— GIVEN TASK —
Filter the records below for the word "Suites". Copy each line that holds it.

Dataset records
◇ ◇ ◇ ◇ ◇

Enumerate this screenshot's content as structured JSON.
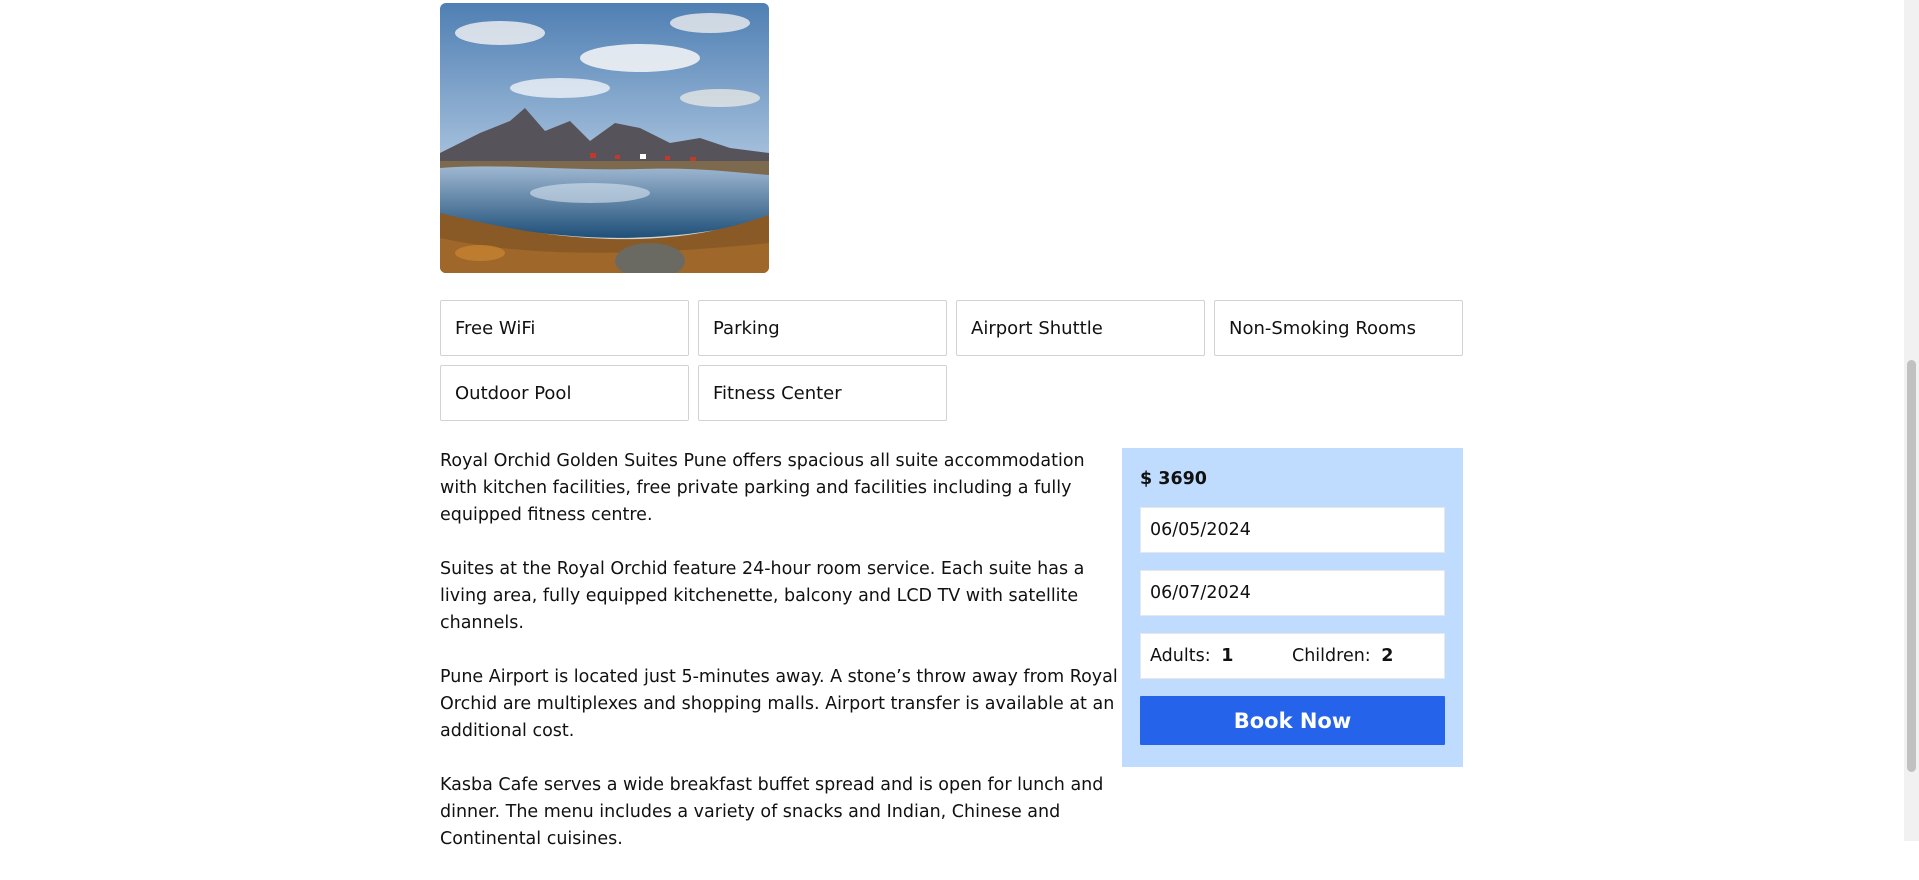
{
  "photo": {
    "icon": "landscape-photo"
  },
  "amenities": [
    "Free WiFi",
    "Parking",
    "Airport Shuttle",
    "Non-Smoking Rooms",
    "Outdoor Pool",
    "Fitness Center"
  ],
  "description": [
    "Royal Orchid Golden Suites Pune offers spacious all suite accommodation with kitchen facilities, free private parking and facilities including a fully equipped fitness centre.",
    "Suites at the Royal Orchid feature 24-hour room service. Each suite has a living area, fully equipped kitchenette, balcony and LCD TV with satellite channels.",
    "Pune Airport is located just 5-minutes away. A stone’s throw away from Royal Orchid are multiplexes and shopping malls. Airport transfer is available at an additional cost.",
    "Kasba Cafe serves a wide breakfast buffet spread and is open for lunch and dinner. The menu includes a variety of snacks and Indian, Chinese and Continental cuisines."
  ],
  "booking": {
    "price": "$ 3690",
    "check_in": "06/05/2024",
    "check_out": "06/07/2024",
    "adults_label": "Adults:",
    "adults_value": "1",
    "children_label": "Children:",
    "children_value": "2",
    "book_label": "Book Now"
  },
  "colors": {
    "booking_bg": "#bfdbfe",
    "button_bg": "#2563eb"
  }
}
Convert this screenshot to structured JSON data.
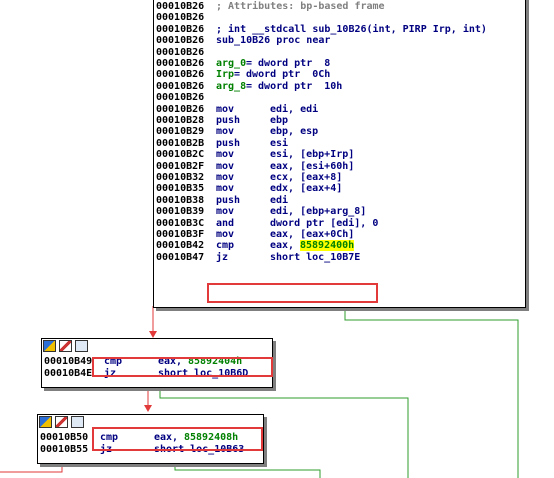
{
  "main_node": {
    "lines": [
      {
        "addr": "00010B26",
        "kind": "comment",
        "text": "; Attributes: bp-based frame"
      },
      {
        "addr": "00010B26",
        "kind": "blank",
        "text": ""
      },
      {
        "addr": "00010B26",
        "kind": "decl",
        "text": "; int __stdcall sub_10B26(int, PIRP Irp, int)"
      },
      {
        "addr": "00010B26",
        "kind": "decl",
        "text": "sub_10B26 proc near"
      },
      {
        "addr": "00010B26",
        "kind": "blank",
        "text": ""
      },
      {
        "addr": "00010B26",
        "kind": "arg",
        "name": "arg_0",
        "def": "= dword ptr  8"
      },
      {
        "addr": "00010B26",
        "kind": "arg",
        "name": "Irp",
        "def": "= dword ptr  0Ch"
      },
      {
        "addr": "00010B26",
        "kind": "arg",
        "name": "arg_8",
        "def": "= dword ptr  10h"
      },
      {
        "addr": "00010B26",
        "kind": "blank",
        "text": ""
      },
      {
        "addr": "00010B26",
        "kind": "ins",
        "mn": "mov",
        "ops": "edi, edi"
      },
      {
        "addr": "00010B28",
        "kind": "ins",
        "mn": "push",
        "ops": "ebp"
      },
      {
        "addr": "00010B29",
        "kind": "ins",
        "mn": "mov",
        "ops": "ebp, esp"
      },
      {
        "addr": "00010B2B",
        "kind": "ins",
        "mn": "push",
        "ops": "esi"
      },
      {
        "addr": "00010B2C",
        "kind": "ins",
        "mn": "mov",
        "ops": "esi, [ebp+Irp]"
      },
      {
        "addr": "00010B2F",
        "kind": "ins",
        "mn": "mov",
        "ops": "eax, [esi+60h]"
      },
      {
        "addr": "00010B32",
        "kind": "ins",
        "mn": "mov",
        "ops": "ecx, [eax+8]"
      },
      {
        "addr": "00010B35",
        "kind": "ins",
        "mn": "mov",
        "ops": "edx, [eax+4]"
      },
      {
        "addr": "00010B38",
        "kind": "ins",
        "mn": "push",
        "ops": "edi"
      },
      {
        "addr": "00010B39",
        "kind": "ins",
        "mn": "mov",
        "ops": "edi, [ebp+arg_8]"
      },
      {
        "addr": "00010B3C",
        "kind": "ins",
        "mn": "and",
        "ops": "dword ptr [edi], 0"
      },
      {
        "addr": "00010B3F",
        "kind": "ins",
        "mn": "mov",
        "ops": "eax, [eax+0Ch]"
      },
      {
        "addr": "00010B42",
        "kind": "ins",
        "mn": "cmp",
        "ops": "eax, ",
        "imm": "85892400h",
        "highlight": true
      },
      {
        "addr": "00010B47",
        "kind": "ins",
        "mn": "jz",
        "ops": "short loc_10B7E"
      }
    ]
  },
  "node2": {
    "icons": [
      "graph-icon",
      "edit-icon",
      "comment-icon"
    ],
    "lines": [
      {
        "addr": "00010B49",
        "mn": "cmp",
        "ops": "eax, ",
        "imm": "85892404h"
      },
      {
        "addr": "00010B4E",
        "mn": "jz",
        "ops": "short loc_10B6D"
      }
    ]
  },
  "node3": {
    "icons": [
      "graph-icon",
      "edit-icon",
      "comment-icon"
    ],
    "lines": [
      {
        "addr": "00010B50",
        "mn": "cmp",
        "ops": "eax, ",
        "imm": "85892408h"
      },
      {
        "addr": "00010B55",
        "mn": "jz",
        "ops": "short loc_10B63"
      }
    ]
  },
  "colors": {
    "address": "#000000",
    "mnemonic": "#000080",
    "immediate": "#008000",
    "comment": "#808080",
    "highlight": "#ffff00",
    "annotation_box": "#e23a3a",
    "edge_true": "#2e9e2e",
    "edge_false": "#e23a3a"
  }
}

◇ ◇ ◇ ◇ ◇

— ANSWER BELOW —
    "Royal Orchid Golden Suites Pune offers spacious all suite accommodation with kitchen facilities, free private parking and facilities including a fully equipped fitness centre.",
    "Suites at the Royal Orchid feature 24-hour room service. Each suite has a living area, fully equipped kitchenette, balcony and LCD TV with satellite channels.",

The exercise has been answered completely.